Render the material as a JSON list of strings, one string per line with blank lines left out, starting at its first line and ending at the line that contains "257, 502, 275]".

# INFORMATION PROVIDED
'''
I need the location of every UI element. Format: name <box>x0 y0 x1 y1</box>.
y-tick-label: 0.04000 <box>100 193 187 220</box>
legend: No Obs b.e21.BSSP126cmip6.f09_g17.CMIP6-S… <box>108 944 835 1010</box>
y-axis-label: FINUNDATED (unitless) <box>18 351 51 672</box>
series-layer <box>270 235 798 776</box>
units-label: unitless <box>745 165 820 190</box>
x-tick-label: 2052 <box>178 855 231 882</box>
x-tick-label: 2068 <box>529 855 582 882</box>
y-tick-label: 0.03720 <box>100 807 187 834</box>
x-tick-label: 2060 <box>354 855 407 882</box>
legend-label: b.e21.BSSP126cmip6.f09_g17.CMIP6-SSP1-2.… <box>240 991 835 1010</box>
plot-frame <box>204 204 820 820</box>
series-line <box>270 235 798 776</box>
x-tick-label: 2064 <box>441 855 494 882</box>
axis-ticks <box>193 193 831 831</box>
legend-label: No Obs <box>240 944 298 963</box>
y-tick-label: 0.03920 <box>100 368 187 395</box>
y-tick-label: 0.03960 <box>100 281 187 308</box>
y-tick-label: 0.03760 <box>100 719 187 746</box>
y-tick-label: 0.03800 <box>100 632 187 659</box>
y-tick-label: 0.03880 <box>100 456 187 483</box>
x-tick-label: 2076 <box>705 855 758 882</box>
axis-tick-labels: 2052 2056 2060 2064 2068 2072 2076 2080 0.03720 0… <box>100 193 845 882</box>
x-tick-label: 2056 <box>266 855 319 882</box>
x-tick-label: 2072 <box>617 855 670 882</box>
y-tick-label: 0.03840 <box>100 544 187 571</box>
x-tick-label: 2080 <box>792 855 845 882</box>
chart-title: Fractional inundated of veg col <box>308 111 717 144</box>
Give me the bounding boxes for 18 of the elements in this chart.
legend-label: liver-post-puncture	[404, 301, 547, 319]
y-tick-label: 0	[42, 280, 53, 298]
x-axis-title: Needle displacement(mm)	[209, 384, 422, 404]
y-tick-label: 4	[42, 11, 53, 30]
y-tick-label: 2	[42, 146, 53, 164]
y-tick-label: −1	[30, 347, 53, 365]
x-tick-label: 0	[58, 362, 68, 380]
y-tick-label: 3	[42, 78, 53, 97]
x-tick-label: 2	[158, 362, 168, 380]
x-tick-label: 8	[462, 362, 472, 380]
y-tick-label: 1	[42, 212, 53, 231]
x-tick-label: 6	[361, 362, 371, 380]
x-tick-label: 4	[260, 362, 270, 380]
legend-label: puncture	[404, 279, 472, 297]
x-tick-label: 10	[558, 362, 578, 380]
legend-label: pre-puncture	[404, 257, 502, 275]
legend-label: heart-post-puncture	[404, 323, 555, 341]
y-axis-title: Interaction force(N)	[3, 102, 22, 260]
'''
# SOLUTION FOR THIS PROBLEM
[
  "I need the location of every UI element. Format: name <box>x0 y0 x1 y1</box>.",
  "y-tick-label: 0.04000 <box>100 193 187 220</box>",
  "legend: No Obs b.e21.BSSP126cmip6.f09_g17.CMIP6-S… <box>108 944 835 1010</box>",
  "y-axis-label: FINUNDATED (unitless) <box>18 351 51 672</box>",
  "series-layer <box>270 235 798 776</box>",
  "units-label: unitless <box>745 165 820 190</box>",
  "x-tick-label: 2052 <box>178 855 231 882</box>",
  "x-tick-label: 2068 <box>529 855 582 882</box>",
  "y-tick-label: 0.03720 <box>100 807 187 834</box>",
  "x-tick-label: 2060 <box>354 855 407 882</box>",
  "legend-label: b.e21.BSSP126cmip6.f09_g17.CMIP6-SSP1-2.… <box>240 991 835 1010</box>",
  "plot-frame <box>204 204 820 820</box>",
  "series-line <box>270 235 798 776</box>",
  "x-tick-label: 2064 <box>441 855 494 882</box>",
  "axis-ticks <box>193 193 831 831</box>",
  "legend-label: No Obs <box>240 944 298 963</box>",
  "y-tick-label: 0.03920 <box>100 368 187 395</box>",
  "y-tick-label: 0.03960 <box>100 281 187 308</box>",
  "y-tick-label: 0.03760 <box>100 719 187 746</box>",
  "y-tick-label: 0.03800 <box>100 632 187 659</box>",
  "y-tick-label: 0.03880 <box>100 456 187 483</box>",
  "x-tick-label: 2076 <box>705 855 758 882</box>",
  "axis-tick-labels: 2052 2056 2060 2064 2068 2072 2076 2080 0.03720 0… <box>100 193 845 882</box>",
  "x-tick-label: 2056 <box>266 855 319 882</box>",
  "x-tick-label: 2072 <box>617 855 670 882</box>",
  "y-tick-label: 0.03840 <box>100 544 187 571</box>",
  "x-tick-label: 2080 <box>792 855 845 882</box>",
  "chart-title: Fractional inundated of veg col <box>308 111 717 144</box>",
  "Give me the bounding boxes for 18 of the elements in this chart.",
  "legend-label: liver-post-puncture\t[404, 301, 547, 319]",
  "y-tick-label: 0\t[42, 280, 53, 298]",
  "x-axis-title: Needle displacement(mm)\t[209, 384, 422, 404]",
  "y-tick-label: 4\t[42, 11, 53, 30]",
  "y-tick-label: 2\t[42, 146, 53, 164]",
  "y-tick-label: −1\t[30, 347, 53, 365]",
  "x-tick-label: 0\t[58, 362, 68, 380]",
  "y-tick-label: 3\t[42, 78, 53, 97]",
  "x-tick-label: 2\t[158, 362, 168, 380]",
  "x-tick-label: 8\t[462, 362, 472, 380]",
  "y-tick-label: 1\t[42, 212, 53, 231]",
  "x-tick-label: 6\t[361, 362, 371, 380]",
  "x-tick-label: 4\t[260, 362, 270, 380]",
  "legend-label: puncture\t[404, 279, 472, 297]",
  "x-tick-label: 10\t[558, 362, 578, 380]",
  "legend-label: pre-puncture\t[404, 257, 502, 275]"
]